** BEGIN Provided data **

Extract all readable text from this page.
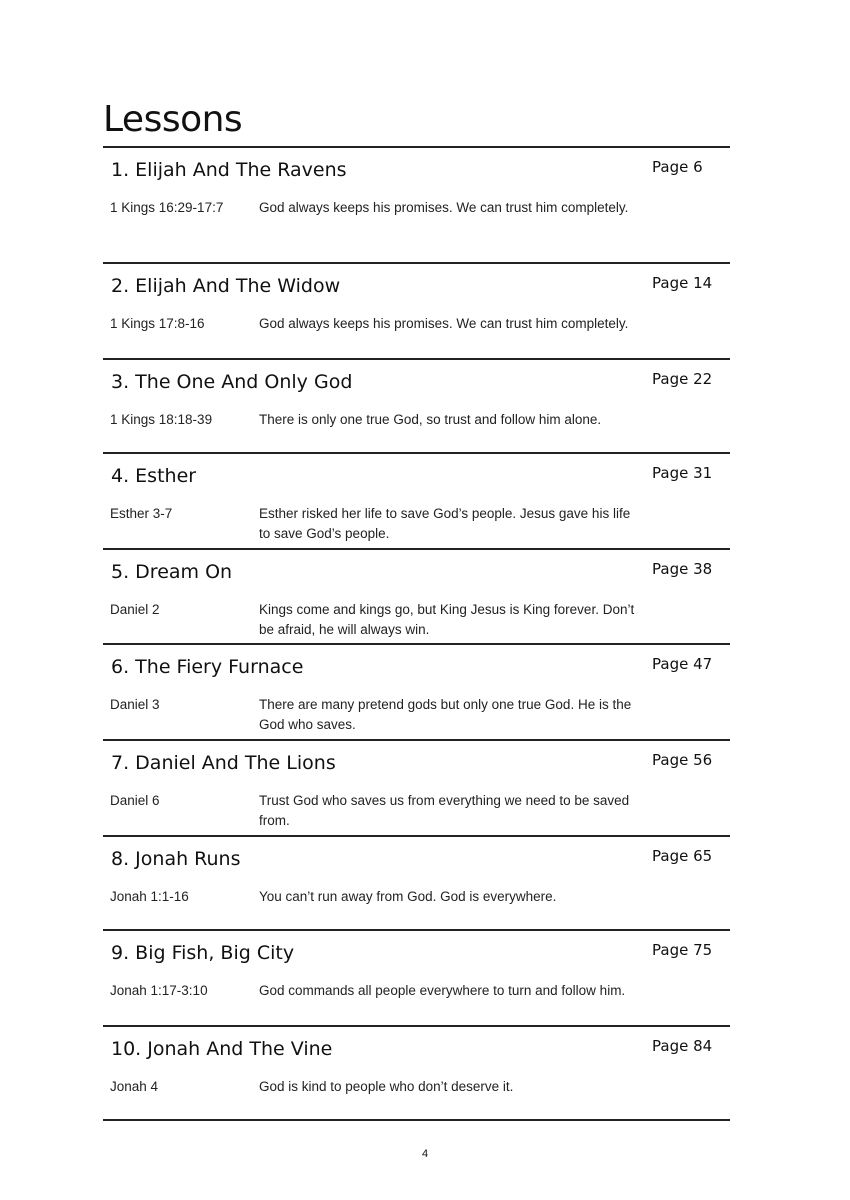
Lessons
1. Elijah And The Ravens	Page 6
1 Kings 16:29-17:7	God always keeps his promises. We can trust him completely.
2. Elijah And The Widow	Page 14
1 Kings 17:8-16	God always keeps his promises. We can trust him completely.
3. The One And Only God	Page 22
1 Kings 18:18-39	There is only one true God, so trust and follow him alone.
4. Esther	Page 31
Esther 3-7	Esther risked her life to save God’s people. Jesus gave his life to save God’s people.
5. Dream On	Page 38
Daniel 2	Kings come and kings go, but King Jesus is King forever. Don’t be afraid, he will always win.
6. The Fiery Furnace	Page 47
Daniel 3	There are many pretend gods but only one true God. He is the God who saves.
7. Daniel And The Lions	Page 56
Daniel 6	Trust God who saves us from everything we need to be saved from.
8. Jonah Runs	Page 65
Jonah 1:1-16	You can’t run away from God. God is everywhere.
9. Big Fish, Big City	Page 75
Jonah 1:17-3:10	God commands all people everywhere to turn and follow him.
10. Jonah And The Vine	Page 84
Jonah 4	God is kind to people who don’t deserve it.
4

** END Provided data **
** BEGIN Provided data **

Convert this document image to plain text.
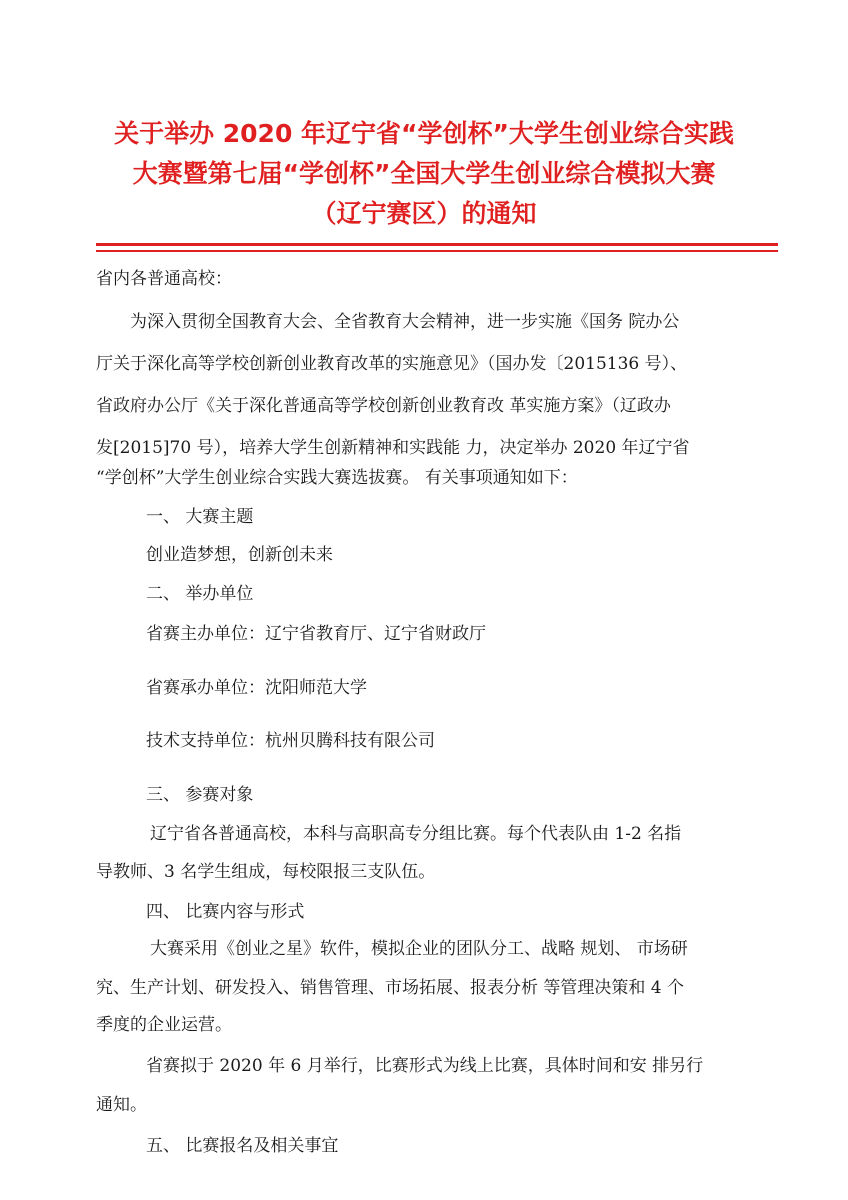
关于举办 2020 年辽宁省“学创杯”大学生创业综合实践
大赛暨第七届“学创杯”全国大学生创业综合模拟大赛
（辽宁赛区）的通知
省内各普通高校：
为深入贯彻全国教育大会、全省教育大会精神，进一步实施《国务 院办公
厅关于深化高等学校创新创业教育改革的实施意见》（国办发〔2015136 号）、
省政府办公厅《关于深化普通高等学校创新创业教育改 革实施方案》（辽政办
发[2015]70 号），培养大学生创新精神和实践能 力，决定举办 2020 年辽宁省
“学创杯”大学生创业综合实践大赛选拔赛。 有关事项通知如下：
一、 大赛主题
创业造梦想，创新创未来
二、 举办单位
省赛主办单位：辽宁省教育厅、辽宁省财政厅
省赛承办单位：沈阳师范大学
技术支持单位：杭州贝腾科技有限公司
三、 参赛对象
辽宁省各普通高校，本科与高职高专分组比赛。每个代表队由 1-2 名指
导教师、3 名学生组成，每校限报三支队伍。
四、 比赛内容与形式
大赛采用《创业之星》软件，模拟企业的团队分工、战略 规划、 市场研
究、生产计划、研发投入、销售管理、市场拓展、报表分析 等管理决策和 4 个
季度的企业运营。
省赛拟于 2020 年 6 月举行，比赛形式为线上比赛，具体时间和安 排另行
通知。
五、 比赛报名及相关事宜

** END Provided data **

▶ Task details
Examine the records and pull out every line where the string "follow" occurs.

▶ Task output
1 Kings 18:18-39	There is only one true God, so trust and follow him alone.
Jonah 1:17-3:10	God commands all people everywhere to turn and follow him.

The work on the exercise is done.